TASK TO COMPLETE
Pick out each line with the word "name" from the material that follows.

Figure contents as structured data

— begin —

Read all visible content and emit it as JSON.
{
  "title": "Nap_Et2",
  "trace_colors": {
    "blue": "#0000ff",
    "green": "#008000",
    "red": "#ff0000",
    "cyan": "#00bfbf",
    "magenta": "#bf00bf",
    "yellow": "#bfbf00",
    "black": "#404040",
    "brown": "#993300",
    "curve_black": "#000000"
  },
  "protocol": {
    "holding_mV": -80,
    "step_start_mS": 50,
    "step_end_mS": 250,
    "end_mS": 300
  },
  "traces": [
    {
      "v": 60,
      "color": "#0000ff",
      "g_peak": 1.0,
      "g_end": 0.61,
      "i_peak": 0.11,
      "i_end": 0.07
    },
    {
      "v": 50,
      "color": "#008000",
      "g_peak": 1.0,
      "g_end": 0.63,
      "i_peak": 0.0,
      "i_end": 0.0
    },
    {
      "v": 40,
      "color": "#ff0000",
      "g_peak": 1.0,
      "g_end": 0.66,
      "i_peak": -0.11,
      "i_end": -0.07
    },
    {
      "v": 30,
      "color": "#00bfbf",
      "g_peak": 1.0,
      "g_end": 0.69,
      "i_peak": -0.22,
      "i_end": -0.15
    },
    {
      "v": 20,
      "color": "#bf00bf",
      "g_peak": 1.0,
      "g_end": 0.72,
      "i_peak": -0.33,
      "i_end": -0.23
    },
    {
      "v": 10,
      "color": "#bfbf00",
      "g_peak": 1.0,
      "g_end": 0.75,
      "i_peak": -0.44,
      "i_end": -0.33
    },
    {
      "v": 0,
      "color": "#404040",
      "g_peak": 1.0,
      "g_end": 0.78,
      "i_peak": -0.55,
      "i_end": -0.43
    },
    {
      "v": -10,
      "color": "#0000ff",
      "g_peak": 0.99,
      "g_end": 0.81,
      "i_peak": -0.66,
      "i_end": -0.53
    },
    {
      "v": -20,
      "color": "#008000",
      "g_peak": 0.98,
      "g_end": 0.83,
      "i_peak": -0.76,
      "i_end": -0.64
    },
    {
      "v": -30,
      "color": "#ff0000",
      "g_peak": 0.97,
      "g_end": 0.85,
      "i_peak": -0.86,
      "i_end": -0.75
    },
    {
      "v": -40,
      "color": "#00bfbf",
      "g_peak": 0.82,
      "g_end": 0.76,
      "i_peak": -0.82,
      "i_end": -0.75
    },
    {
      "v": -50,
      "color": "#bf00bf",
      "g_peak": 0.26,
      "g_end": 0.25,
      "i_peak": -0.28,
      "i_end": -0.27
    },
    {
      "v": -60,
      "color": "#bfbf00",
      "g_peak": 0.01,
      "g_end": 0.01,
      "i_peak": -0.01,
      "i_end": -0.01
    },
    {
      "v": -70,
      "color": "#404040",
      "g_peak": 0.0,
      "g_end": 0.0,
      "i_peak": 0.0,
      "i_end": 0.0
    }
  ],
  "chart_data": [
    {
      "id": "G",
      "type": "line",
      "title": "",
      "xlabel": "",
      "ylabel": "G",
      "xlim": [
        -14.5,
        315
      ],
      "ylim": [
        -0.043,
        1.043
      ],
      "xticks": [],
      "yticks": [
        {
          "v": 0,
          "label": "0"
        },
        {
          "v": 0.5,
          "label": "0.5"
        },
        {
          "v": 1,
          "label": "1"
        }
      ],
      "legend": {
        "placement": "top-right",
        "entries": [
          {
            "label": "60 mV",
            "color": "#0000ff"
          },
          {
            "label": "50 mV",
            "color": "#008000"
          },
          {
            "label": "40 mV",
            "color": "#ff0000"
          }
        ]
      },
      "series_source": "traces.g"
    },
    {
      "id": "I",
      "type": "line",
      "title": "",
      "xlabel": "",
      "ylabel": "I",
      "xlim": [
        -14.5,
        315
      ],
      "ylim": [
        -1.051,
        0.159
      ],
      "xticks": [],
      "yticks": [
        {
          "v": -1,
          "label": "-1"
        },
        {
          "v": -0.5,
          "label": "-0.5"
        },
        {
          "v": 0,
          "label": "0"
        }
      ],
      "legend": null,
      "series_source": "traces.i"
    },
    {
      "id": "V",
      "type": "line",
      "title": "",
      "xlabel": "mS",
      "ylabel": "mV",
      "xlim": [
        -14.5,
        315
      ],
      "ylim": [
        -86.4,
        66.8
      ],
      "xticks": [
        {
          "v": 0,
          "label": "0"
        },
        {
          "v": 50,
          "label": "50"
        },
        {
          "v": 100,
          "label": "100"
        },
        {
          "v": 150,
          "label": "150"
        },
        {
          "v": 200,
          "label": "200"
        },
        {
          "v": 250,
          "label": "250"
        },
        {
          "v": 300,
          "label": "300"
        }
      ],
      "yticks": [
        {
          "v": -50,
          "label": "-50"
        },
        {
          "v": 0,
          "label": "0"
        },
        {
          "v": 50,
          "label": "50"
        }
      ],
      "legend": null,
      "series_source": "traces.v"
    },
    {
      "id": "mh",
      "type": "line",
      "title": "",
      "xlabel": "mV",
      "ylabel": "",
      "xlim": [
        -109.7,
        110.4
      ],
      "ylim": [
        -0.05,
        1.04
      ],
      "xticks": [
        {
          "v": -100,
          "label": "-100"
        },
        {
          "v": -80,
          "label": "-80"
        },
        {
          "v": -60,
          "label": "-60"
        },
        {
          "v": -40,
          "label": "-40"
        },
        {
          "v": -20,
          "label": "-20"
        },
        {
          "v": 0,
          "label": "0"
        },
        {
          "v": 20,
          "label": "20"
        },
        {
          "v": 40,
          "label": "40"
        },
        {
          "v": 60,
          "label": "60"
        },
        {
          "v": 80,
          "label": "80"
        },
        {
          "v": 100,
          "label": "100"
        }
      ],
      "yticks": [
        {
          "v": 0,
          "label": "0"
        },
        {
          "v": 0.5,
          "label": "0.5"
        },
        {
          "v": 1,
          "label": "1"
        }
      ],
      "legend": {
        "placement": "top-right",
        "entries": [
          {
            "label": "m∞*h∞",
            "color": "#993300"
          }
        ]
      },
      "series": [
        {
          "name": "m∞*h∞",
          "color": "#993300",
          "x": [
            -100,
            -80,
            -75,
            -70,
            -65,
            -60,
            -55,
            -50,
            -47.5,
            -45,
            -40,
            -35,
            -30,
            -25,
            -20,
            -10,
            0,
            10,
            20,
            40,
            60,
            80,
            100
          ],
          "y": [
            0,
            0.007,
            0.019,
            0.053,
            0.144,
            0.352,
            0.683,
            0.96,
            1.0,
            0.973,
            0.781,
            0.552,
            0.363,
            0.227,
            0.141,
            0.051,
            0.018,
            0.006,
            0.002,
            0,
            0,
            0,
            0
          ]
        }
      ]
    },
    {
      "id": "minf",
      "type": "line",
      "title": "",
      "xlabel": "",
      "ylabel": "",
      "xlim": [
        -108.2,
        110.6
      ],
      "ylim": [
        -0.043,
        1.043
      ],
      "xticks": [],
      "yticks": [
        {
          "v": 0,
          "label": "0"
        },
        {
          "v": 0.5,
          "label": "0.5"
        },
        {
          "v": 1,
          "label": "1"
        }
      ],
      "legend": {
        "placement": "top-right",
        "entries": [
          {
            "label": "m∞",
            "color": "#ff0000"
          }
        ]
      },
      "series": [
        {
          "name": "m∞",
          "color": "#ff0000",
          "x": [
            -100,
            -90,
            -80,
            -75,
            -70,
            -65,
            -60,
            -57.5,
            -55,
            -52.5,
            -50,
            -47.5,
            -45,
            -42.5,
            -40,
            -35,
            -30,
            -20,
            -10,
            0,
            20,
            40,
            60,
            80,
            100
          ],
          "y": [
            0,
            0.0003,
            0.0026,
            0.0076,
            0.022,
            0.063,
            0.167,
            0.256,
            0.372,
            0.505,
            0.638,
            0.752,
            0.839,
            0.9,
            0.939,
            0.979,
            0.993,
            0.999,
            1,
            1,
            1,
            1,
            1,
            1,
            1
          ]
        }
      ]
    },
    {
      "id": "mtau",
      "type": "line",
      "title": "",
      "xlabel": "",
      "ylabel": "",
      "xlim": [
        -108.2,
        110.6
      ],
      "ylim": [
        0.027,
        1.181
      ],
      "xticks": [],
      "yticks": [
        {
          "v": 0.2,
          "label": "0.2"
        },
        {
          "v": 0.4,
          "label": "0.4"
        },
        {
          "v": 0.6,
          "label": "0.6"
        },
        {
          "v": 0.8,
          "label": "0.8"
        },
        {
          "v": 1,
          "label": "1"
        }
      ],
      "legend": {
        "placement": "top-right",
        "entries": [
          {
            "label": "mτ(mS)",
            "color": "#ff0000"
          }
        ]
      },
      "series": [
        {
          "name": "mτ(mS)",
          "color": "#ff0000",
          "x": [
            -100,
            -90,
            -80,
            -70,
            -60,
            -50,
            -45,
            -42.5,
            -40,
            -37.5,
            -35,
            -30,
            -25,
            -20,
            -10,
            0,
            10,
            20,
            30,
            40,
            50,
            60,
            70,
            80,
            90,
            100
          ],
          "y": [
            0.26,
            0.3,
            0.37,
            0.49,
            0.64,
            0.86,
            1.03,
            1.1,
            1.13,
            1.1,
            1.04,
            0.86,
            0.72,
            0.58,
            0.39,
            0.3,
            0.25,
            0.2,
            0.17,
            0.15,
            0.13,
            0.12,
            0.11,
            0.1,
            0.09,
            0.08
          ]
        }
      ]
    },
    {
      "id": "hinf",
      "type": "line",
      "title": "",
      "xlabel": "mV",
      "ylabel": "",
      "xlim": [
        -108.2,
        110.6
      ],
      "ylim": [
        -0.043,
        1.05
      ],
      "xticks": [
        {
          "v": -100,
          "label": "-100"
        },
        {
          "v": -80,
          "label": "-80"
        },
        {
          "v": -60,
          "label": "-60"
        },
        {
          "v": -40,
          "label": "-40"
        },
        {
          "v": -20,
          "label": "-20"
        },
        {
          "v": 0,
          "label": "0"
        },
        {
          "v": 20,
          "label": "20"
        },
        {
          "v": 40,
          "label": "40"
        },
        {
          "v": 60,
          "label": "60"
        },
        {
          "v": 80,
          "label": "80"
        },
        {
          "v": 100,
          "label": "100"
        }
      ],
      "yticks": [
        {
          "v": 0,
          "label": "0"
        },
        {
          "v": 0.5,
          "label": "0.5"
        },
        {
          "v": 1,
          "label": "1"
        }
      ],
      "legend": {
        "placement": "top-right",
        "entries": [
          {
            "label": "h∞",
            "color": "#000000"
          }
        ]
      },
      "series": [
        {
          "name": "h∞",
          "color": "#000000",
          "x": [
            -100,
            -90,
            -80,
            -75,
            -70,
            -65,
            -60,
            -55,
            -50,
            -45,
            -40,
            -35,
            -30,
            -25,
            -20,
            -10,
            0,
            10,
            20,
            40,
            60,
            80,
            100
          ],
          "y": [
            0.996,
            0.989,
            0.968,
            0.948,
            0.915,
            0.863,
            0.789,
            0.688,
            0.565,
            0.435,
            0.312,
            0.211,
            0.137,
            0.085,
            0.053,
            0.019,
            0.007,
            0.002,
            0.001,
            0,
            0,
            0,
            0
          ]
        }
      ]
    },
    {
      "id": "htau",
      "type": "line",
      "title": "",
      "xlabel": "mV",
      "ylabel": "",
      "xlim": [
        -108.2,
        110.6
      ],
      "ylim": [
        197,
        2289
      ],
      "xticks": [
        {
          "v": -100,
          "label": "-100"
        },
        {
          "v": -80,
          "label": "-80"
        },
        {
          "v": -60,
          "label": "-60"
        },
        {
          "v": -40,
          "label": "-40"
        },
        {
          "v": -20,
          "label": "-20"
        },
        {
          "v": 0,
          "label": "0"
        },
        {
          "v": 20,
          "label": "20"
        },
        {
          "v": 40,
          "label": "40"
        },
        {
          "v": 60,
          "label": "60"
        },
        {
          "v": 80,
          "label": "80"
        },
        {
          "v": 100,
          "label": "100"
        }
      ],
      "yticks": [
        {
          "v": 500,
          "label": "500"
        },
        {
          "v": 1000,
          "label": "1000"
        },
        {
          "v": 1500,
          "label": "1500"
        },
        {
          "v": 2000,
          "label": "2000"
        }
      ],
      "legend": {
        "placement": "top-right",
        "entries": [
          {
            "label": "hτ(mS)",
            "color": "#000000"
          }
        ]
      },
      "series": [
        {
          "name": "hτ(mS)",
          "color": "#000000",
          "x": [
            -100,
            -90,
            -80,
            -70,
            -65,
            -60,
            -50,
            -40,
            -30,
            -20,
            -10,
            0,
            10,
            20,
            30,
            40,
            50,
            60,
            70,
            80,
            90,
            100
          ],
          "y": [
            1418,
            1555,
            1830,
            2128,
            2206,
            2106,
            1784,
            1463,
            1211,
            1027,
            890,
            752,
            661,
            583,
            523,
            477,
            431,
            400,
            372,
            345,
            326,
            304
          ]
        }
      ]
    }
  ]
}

— end —

REPLY
          "name": "m∞*h∞",
          "name": "m∞",
          "name": "mτ(mS)",
          "name": "h∞",
          "name": "hτ(mS)",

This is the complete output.